→ **AIM**
Write down every entry below once more, exactly.

::: THE RECORDS

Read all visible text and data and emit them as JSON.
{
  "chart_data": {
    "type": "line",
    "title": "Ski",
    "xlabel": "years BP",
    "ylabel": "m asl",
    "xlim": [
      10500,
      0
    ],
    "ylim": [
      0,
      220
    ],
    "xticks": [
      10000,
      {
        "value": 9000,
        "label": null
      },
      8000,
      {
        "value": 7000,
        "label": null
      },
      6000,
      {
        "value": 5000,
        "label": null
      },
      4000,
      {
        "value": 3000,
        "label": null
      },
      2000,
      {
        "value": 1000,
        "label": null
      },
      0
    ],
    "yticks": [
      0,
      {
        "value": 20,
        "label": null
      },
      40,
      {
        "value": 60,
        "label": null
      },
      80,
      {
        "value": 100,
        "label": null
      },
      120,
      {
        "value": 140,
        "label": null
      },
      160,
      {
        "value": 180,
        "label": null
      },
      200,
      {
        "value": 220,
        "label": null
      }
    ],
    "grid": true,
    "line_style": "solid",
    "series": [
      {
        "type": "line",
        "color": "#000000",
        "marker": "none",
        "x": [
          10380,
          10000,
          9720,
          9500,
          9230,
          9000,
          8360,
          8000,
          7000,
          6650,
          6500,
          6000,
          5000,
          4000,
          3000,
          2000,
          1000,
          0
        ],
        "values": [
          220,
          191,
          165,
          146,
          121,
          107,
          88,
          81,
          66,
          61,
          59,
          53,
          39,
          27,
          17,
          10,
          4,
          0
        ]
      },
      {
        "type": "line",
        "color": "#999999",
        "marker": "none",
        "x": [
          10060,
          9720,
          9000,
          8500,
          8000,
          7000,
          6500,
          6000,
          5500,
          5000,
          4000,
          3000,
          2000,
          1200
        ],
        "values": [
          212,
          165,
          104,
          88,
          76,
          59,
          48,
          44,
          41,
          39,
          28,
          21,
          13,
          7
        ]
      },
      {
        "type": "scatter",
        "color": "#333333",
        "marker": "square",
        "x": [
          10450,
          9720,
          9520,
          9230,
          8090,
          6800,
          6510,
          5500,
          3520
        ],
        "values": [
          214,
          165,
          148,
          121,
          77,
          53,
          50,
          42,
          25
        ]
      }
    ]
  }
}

::::::

→ **RESULT OF THE TASK**
Read all visible text and data and emit them as JSON.
{
  "chart_data": {
    "type": "line",
    "title": "Ski",
    "xlabel": "years BP",
    "ylabel": "m asl",
    "xlim": [
      10500,
      0
    ],
    "ylim": [
      0,
      220
    ],
    "xticks": [
      10000,
      {
        "value": 9000,
        "label": null
      },
      8000,
      {
        "value": 7000,
        "label": null
      },
      6000,
      {
        "value": 5000,
        "label": null
      },
      4000,
      {
        "value": 3000,
        "label": null
      },
      2000,
      {
        "value": 1000,
        "label": null
      },
      0
    ],
    "yticks": [
      0,
      {
        "value": 20,
        "label": null
      },
      40,
      {
        "value": 60,
        "label": null
      },
      80,
      {
        "value": 100,
        "label": null
      },
      120,
      {
        "value": 140,
        "label": null
      },
      160,
      {
        "value": 180,
        "label": null
      },
      200,
      {
        "value": 220,
        "label": null
      }
    ],
    "grid": true,
    "line_style": "solid",
    "series": [
      {
        "type": "line",
        "color": "#000000",
        "marker": "none",
        "x": [
          10380,
          10000,
          9720,
          9500,
          9230,
          9000,
          8360,
          8000,
          7000,
          6650,
          6500,
          6000,
          5000,
          4000,
          3000,
          2000,
          1000,
          0
        ],
        "values": [
          220,
          191,
          165,
          146,
          121,
          107,
          88,
          81,
          66,
          61,
          59,
          53,
          39,
          27,
          17,
          10,
          4,
          0
        ]
      },
      {
        "type": "line",
        "color": "#999999",
        "marker": "none",
        "x": [
          10060,
          9720,
          9000,
          8500,
          8000,
          7000,
          6500,
          6000,
          5500,
          5000,
          4000,
          3000,
          2000,
          1200
        ],
        "values": [
          212,
          165,
          104,
          88,
          76,
          59,
          48,
          44,
          41,
          39,
          28,
          21,
          13,
          7
        ]
      },
      {
        "type": "scatter",
        "color": "#333333",
        "marker": "square",
        "x": [
          10450,
          9720,
          9520,
          9230,
          8090,
          6800,
          6510,
          5500,
          3520
        ],
        "values": [
          214,
          165,
          148,
          121,
          77,
          53,
          50,
          42,
          25
        ]
      }
    ]
  }
}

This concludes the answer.